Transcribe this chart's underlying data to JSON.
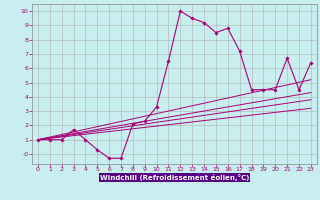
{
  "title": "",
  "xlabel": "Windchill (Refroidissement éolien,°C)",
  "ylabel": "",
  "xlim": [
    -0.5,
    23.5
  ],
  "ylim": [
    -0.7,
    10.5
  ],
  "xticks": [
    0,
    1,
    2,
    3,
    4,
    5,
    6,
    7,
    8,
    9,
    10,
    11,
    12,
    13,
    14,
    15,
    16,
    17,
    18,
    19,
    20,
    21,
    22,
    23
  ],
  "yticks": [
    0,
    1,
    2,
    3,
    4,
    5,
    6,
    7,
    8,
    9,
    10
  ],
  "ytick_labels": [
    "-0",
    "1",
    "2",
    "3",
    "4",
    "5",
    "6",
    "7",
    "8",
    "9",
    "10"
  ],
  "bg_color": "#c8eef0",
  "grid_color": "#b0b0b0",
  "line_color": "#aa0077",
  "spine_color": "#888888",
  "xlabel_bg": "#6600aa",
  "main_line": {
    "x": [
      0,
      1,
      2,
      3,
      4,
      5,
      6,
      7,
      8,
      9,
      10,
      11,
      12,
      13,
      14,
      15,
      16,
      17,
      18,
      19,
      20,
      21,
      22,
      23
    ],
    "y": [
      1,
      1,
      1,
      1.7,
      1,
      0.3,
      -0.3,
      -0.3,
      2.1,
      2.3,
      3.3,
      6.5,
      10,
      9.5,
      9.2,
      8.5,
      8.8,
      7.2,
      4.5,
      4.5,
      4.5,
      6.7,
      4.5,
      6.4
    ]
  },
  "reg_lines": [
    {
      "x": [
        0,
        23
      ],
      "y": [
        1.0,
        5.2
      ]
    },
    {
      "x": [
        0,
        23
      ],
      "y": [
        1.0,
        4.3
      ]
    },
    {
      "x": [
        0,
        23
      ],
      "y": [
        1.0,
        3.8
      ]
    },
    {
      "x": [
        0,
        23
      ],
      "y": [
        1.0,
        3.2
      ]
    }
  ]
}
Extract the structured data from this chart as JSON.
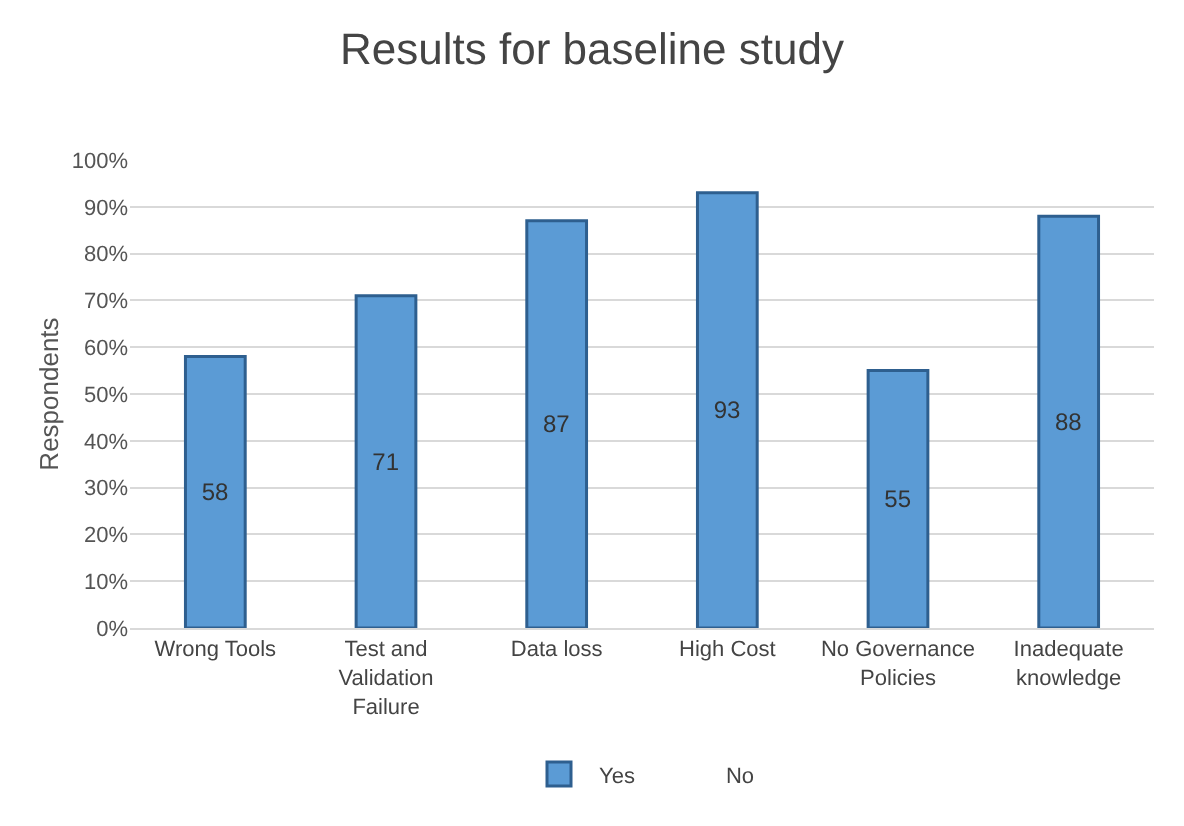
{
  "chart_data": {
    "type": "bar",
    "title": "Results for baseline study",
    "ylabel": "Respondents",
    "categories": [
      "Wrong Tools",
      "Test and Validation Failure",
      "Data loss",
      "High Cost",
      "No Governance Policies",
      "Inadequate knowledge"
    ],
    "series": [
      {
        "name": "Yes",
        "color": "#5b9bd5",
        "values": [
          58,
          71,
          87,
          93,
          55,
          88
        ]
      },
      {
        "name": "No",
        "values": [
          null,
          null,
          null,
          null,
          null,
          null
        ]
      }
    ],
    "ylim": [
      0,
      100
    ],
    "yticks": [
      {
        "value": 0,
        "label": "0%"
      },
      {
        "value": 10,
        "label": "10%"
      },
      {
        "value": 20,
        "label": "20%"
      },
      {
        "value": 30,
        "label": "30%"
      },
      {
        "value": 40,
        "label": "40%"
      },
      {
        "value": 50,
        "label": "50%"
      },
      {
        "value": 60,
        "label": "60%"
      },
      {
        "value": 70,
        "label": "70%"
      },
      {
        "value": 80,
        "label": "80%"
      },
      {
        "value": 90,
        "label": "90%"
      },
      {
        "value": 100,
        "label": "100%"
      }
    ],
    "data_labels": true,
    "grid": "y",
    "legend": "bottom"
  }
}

------------

> Your goal
Reply with only the number of lines in the entries that contain the word "JSON".

> Solved problem
2